** START OF INPUT FOR THIS TASK **

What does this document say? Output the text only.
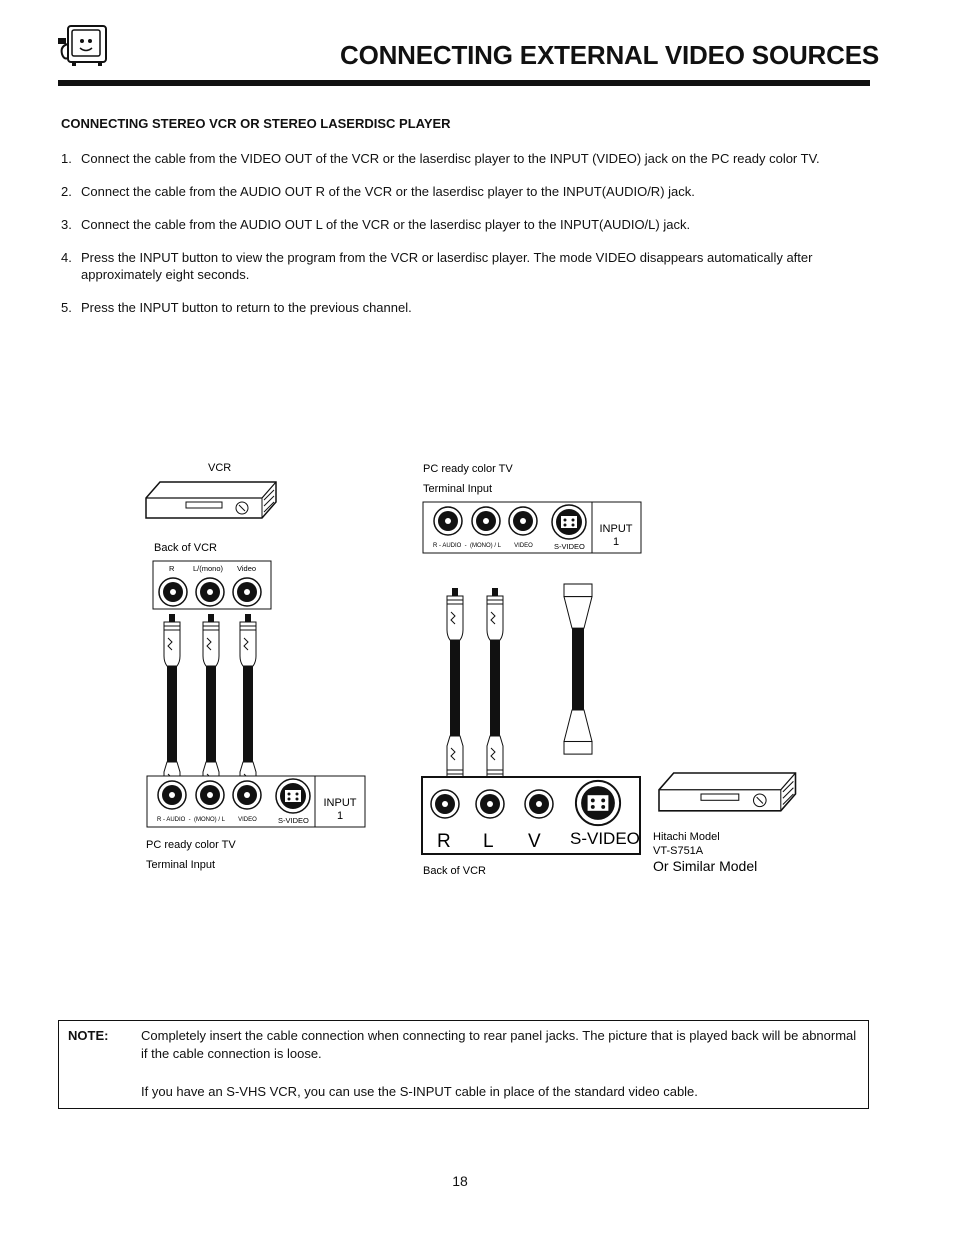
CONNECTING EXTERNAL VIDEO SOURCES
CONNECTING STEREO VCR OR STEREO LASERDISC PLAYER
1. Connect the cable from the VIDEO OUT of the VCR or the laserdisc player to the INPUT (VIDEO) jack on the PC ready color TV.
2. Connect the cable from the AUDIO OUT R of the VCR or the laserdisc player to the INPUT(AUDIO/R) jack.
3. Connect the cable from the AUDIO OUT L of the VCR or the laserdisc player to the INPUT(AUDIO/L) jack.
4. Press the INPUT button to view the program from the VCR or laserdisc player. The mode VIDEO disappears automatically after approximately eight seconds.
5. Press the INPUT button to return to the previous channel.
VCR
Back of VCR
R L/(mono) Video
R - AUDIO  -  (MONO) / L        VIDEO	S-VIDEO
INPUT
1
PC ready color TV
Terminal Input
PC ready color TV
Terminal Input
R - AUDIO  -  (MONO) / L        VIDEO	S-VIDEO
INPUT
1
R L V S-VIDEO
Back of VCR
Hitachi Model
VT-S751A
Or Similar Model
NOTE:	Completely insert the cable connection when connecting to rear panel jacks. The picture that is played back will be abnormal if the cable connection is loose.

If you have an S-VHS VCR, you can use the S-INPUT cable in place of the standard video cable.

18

** END OF INPUT FOR THIS TASK **
** START OF INPUT FOR THIS TASK **

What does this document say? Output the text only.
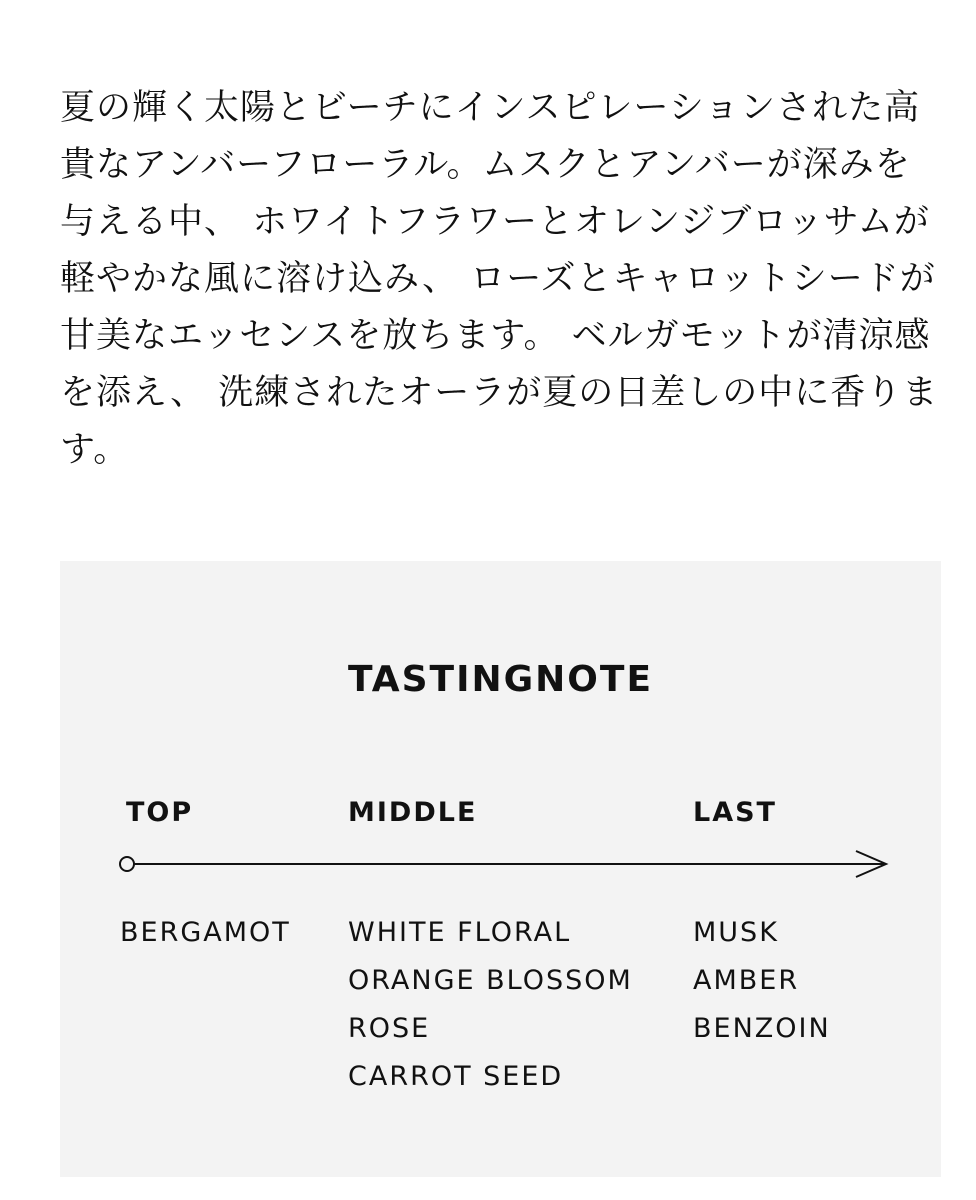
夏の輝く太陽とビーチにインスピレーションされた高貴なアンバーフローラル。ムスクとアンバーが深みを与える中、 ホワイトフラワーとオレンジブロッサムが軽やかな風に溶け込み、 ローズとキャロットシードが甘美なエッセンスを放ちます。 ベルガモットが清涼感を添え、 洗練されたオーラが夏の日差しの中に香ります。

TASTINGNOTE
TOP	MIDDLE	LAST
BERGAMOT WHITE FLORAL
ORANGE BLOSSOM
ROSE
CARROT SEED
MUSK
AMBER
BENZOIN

** END OF INPUT FOR THIS TASK **

**WORK REQUIRED**
Determine how many lines in the data above contain the string "button". Give nothing except the number.

**PROBLEM SOLUTION**
2